Begin

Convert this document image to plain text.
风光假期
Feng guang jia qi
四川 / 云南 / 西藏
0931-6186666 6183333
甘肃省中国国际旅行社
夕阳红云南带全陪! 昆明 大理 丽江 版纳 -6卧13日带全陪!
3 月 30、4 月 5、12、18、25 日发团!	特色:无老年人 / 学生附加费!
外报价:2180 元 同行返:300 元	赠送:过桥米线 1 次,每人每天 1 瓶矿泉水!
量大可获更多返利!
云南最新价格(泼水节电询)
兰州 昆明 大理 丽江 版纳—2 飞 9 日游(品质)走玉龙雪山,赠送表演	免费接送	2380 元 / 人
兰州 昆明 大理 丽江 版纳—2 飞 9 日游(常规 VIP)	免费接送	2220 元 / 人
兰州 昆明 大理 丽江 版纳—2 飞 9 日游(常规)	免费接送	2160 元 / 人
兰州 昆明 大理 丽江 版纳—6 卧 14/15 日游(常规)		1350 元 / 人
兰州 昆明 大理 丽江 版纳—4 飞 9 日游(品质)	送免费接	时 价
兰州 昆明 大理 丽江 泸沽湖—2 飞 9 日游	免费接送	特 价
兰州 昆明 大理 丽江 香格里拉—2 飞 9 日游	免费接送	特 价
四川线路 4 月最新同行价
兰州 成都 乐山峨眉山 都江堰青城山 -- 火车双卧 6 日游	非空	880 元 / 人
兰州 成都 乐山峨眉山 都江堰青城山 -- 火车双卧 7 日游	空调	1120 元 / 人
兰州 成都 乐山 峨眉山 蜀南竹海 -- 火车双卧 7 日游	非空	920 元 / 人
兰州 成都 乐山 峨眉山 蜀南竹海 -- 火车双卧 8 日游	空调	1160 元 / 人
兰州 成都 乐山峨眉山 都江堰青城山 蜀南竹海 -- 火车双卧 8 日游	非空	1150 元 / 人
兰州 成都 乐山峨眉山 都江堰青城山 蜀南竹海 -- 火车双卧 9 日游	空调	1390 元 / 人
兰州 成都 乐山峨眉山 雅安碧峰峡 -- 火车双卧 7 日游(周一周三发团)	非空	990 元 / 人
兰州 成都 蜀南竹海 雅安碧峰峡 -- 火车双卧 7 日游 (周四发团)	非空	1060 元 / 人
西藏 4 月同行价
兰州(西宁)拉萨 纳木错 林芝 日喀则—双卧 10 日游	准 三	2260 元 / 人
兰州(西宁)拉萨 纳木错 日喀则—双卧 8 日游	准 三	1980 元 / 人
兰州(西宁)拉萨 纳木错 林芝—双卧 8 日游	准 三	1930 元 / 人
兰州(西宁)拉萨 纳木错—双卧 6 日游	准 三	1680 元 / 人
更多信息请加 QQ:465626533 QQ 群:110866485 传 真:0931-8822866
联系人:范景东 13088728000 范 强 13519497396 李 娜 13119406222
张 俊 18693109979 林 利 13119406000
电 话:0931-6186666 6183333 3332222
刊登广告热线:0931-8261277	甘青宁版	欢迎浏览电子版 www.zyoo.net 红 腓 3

End
Begin

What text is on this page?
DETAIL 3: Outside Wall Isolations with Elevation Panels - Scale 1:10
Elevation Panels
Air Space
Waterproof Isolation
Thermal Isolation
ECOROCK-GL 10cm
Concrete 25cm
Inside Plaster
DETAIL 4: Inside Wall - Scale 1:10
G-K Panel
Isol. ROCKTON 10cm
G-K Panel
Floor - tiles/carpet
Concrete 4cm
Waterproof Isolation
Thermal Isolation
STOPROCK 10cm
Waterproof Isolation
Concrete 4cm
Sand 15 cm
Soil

End
Begin

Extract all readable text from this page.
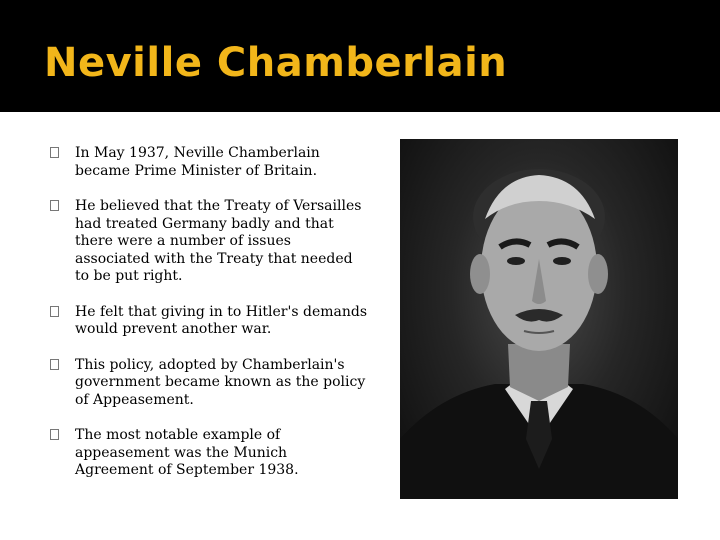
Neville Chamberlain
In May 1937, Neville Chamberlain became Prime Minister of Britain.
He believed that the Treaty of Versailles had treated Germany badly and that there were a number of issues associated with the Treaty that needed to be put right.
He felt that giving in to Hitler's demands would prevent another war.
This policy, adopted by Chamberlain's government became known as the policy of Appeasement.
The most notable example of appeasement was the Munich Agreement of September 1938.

End

**Exercise goal:** Take every line from the records above that has the word "Chamberlain" and copy it.

**Exercise result:**
Neville Chamberlain
In May 1937, Neville Chamberlain became Prime Minister of Britain.
This policy, adopted by Chamberlain's government became known as the policy of Appeasement.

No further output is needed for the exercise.